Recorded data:
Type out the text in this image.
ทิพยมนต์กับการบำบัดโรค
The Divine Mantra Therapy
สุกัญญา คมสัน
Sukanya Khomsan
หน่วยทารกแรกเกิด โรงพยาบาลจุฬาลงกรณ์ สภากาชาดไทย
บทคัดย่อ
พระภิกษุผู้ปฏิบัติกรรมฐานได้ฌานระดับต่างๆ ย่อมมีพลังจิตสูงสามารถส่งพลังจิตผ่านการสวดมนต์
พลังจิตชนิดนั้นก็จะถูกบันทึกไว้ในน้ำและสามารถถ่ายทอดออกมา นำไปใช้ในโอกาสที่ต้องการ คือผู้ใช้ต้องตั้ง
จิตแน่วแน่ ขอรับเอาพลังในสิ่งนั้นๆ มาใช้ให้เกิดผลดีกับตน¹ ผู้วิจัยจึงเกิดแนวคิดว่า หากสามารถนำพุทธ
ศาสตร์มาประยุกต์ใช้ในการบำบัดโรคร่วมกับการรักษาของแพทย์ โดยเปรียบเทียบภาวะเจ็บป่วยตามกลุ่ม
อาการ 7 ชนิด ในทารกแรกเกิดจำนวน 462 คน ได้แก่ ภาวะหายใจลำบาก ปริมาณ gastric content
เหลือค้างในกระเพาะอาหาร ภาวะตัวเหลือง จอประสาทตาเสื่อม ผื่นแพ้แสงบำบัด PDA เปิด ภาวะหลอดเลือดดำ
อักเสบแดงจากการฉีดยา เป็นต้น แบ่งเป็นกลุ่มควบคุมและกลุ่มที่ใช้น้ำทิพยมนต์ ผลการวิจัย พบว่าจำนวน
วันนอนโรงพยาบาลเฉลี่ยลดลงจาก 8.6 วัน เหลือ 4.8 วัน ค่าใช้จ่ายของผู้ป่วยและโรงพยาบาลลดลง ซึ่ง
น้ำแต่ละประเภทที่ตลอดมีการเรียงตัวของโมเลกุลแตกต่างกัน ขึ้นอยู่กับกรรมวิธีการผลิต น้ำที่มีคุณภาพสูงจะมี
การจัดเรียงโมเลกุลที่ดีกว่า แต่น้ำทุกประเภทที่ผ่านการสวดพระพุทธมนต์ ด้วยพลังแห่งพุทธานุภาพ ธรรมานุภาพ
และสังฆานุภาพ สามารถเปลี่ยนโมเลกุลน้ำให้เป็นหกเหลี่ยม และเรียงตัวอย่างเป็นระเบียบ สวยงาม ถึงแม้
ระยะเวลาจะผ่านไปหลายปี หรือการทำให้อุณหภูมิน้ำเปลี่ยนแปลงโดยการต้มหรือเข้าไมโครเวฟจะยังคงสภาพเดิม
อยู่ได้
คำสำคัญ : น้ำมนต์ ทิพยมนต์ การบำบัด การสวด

--

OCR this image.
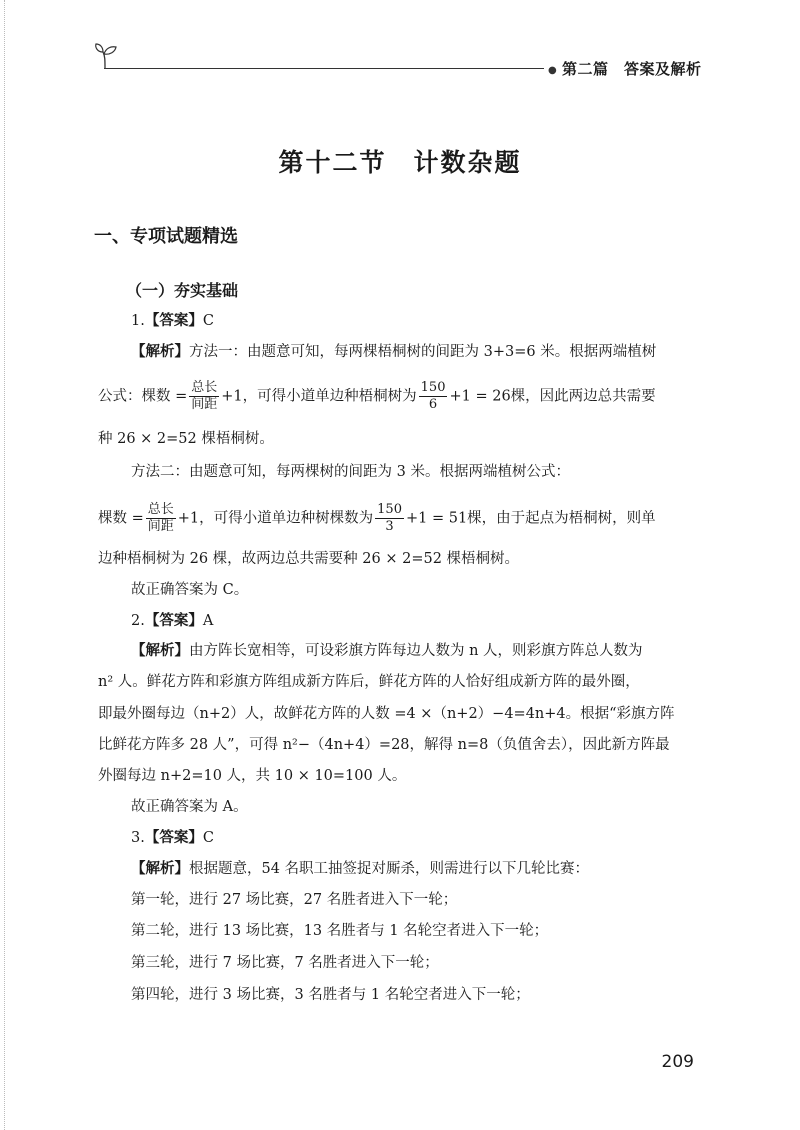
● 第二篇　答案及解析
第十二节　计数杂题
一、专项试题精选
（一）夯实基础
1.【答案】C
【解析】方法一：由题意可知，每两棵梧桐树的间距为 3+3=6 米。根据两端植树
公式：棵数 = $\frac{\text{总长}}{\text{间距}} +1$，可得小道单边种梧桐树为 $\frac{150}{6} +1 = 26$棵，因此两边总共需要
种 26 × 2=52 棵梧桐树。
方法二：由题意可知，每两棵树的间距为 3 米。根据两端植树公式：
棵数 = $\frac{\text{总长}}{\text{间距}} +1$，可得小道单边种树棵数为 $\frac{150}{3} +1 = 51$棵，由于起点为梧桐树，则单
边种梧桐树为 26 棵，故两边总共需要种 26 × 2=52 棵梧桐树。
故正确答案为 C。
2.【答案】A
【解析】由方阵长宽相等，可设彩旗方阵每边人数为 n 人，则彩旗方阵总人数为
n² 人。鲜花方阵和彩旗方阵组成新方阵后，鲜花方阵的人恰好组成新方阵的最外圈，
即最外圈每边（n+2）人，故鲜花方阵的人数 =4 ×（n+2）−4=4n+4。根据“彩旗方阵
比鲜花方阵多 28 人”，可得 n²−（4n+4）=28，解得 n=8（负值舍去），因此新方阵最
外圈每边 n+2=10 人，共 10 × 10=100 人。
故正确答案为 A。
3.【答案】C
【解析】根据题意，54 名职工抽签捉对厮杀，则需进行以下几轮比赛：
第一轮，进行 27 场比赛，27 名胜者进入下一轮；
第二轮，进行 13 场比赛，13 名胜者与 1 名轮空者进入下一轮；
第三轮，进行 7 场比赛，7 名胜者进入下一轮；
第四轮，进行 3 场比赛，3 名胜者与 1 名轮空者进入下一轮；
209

* * *

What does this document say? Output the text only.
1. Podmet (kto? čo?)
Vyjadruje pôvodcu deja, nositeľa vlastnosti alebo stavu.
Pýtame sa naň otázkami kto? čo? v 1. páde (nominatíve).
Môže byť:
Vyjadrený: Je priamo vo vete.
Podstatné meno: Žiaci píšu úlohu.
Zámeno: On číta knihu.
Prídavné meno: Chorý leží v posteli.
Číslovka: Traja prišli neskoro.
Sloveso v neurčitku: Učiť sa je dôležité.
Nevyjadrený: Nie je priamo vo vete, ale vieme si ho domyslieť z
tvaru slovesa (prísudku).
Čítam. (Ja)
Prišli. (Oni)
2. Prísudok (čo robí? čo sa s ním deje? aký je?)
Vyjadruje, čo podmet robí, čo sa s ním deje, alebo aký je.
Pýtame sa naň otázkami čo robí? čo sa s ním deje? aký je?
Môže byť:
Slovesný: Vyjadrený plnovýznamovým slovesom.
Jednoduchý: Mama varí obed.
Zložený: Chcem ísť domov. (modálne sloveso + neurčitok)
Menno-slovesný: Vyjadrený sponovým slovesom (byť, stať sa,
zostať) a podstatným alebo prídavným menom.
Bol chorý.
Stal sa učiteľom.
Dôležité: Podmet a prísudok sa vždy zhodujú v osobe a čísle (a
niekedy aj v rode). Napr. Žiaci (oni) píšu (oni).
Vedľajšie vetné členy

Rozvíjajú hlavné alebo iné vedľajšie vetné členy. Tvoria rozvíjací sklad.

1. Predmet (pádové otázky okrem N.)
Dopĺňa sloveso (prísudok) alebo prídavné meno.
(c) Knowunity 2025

(Task statement): Read through the entries and copy each line in which "členy" appears.

(Written solution):
Vedľajšie vetné členy
Rozvíjajú hlavné alebo iné vedľajšie vetné členy. Tvoria rozvíjací sklad.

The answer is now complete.